Integration Bases Of Science Education In Sustainable Development Parameters Of Tyumen Region

Abstract

Integration bases of science education in the parameters of the region sustainable development are understood as certain regularities of improving any social system from politics to economy in the society. Science education is not an exception. A system work should be noted on developing integrated curricula, courses of studying sciences. Today pedagogical conceptions, approaches and methods in teaching are integrated. In contemporary conditions, when issues of the sustainable development of the world, country, and region are acute, it is important to take into account trends of the sustainable development in the society, region, in order to improve the quality of science education. At the same time, integrational bases of science education in the sustainable development of the region are weakly shown in the work of educational establishments. Understanding by the teachers and students basic trends of the sustainable development in the region is important from several positions. The main determinant of the article from the pedagogical point of view is constructing the system of science competence of the learner via studying basic trends of the sustainable development of the region as the media for life activity of the present and future, which determined the performance goals of the pedagogical model, teaching materials.

## TO BE DONE
1. According to the abstract on science education in Tyumen Region, what three things in teaching are integrated today?
2. Write a few more sentences that continue the abstract on science education in Tyumen Region from its final sentence.
The lines after this text play no part in what you are asked to do.

## DATA SECTION
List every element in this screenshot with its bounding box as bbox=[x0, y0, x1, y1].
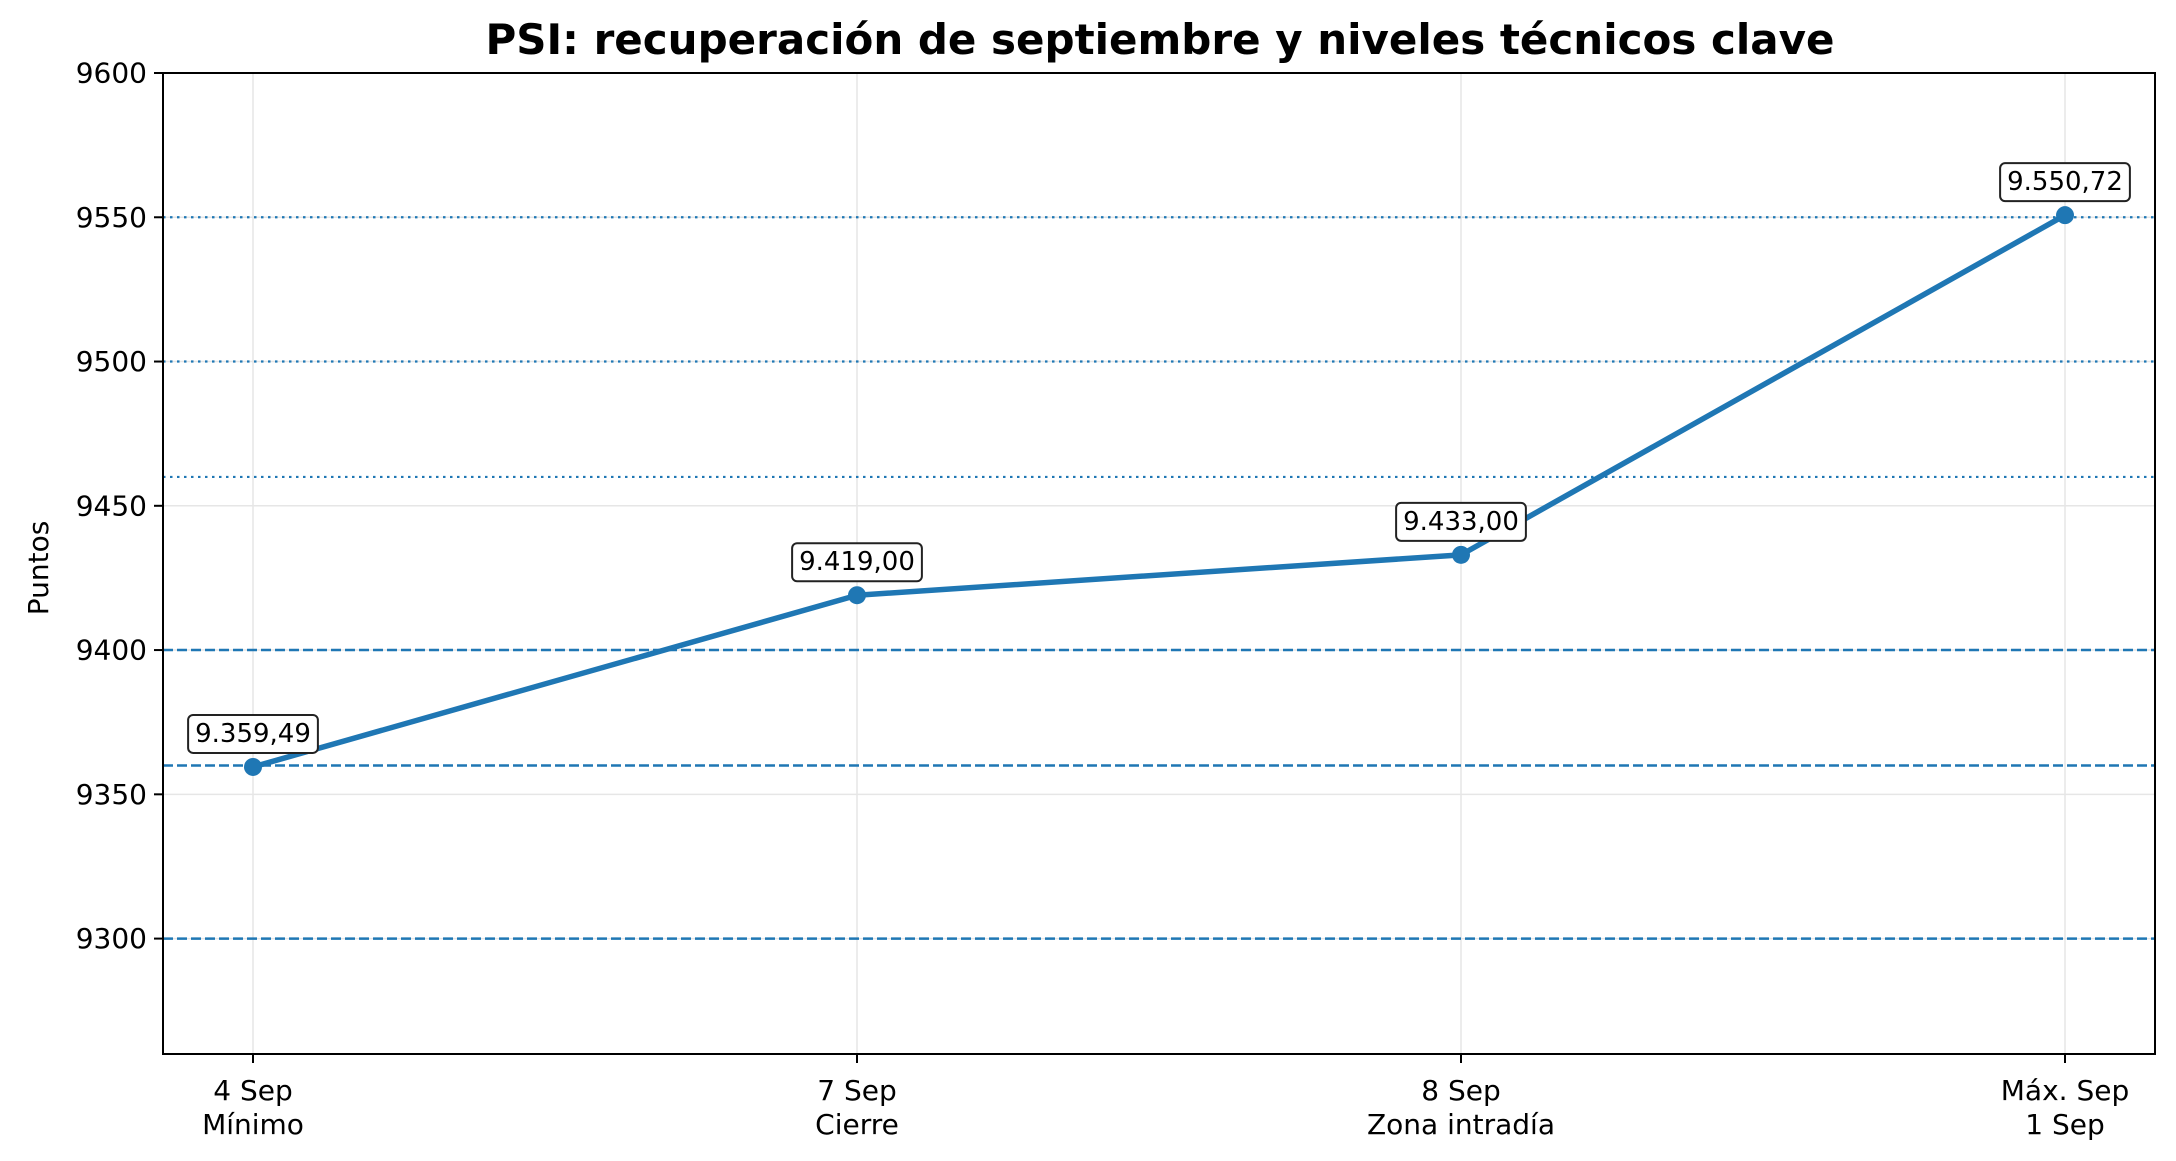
data-label-group: 9.359,49 bbox=[187, 713, 319, 754]
x-tick-label: 7 Sep bbox=[817, 1074, 897, 1107]
data-label-group: 9.419,00 bbox=[791, 542, 923, 583]
data-label: 9.550,72 bbox=[2007, 167, 2123, 197]
y-tick-label: 9350 bbox=[76, 778, 147, 811]
x-tick-label: Mínimo bbox=[202, 1108, 304, 1141]
y-tick-label: 9300 bbox=[76, 922, 147, 955]
y-tick-label: 9600 bbox=[76, 57, 147, 90]
data-point bbox=[848, 586, 866, 605]
data-label-box bbox=[187, 713, 319, 754]
y-tick-label: 9500 bbox=[76, 345, 147, 378]
data-label-box bbox=[791, 542, 923, 583]
chart-title: PSI: recuperación de septiembre y nivele… bbox=[486, 15, 1835, 64]
x-tick-label: 8 Sep bbox=[1421, 1074, 1501, 1107]
x-tick-label: 4 Sep bbox=[213, 1074, 293, 1107]
data-point bbox=[244, 757, 262, 776]
grid-lines bbox=[163, 72, 2155, 1054]
data-labels: 9.359,49 9.419,00 9.433,00 9.550,72 bbox=[187, 162, 2131, 754]
x-tick-label: 1 Sep bbox=[2025, 1108, 2105, 1141]
data-label-box bbox=[1395, 501, 1527, 542]
data-label-box bbox=[1999, 162, 2131, 203]
y-axis-label: Puntos bbox=[22, 521, 55, 616]
data-label-group: 9.550,72 bbox=[1999, 162, 2131, 203]
x-tick-label: Cierre bbox=[815, 1108, 899, 1141]
data-label: 9.359,49 bbox=[195, 719, 311, 749]
y-tick-label: 9450 bbox=[76, 489, 147, 522]
data-point bbox=[1452, 545, 1470, 564]
data-label: 9.419,00 bbox=[799, 547, 915, 577]
data-label-group: 9.433,00 bbox=[1395, 501, 1527, 542]
data-point bbox=[2056, 206, 2074, 225]
series-layer bbox=[244, 206, 2074, 776]
series-line bbox=[250, 212, 2068, 770]
plot-frame bbox=[162, 72, 2156, 1055]
x-tick-label: Zona intradía bbox=[1367, 1108, 1555, 1141]
x-tick-label: Máx. Sep bbox=[2001, 1074, 2129, 1107]
y-tick-label: 9400 bbox=[76, 634, 147, 667]
reference-lines bbox=[163, 216, 2155, 940]
data-label: 9.433,00 bbox=[1403, 507, 1519, 537]
y-tick-label: 9550 bbox=[76, 201, 147, 234]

## THE ANSWERS
1. Pedagogical conceptions, approaches, and methods.

2.
Keywords: Region, science education, integration, sustainable development

Introduction

Globality and importance of integration bases of science education within sustainable development of the region cannot be estimated in one word. Key topical positions in science education provide quality living of social, and industrial systems. Here, scientific knowledge itself is a basis and a quality tool for studying the world. That is why; learners should know well the basic ideas, laws, and methods of science disciplines within the given hours.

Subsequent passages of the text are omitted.